The exercise:
Copy, from the entries below, each line where the word "this" can be found.

Rows:

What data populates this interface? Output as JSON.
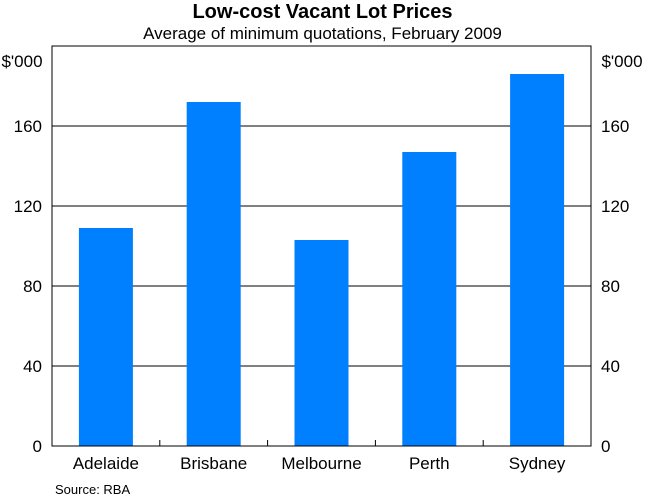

---

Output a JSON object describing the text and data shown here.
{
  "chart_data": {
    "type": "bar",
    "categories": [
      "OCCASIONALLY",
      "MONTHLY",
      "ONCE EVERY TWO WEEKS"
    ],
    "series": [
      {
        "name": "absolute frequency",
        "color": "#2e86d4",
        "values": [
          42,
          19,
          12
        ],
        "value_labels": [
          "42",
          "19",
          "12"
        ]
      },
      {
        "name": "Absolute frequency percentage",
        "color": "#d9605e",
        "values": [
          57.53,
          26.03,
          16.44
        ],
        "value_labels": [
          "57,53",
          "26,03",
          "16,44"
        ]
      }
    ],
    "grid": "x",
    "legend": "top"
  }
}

...

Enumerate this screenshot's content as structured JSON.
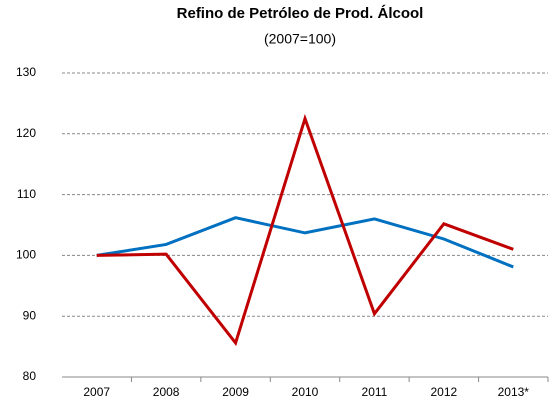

Written solution:
What data populates this interface? Output as JSON.
Enumerate this screenshot's content as structured JSON.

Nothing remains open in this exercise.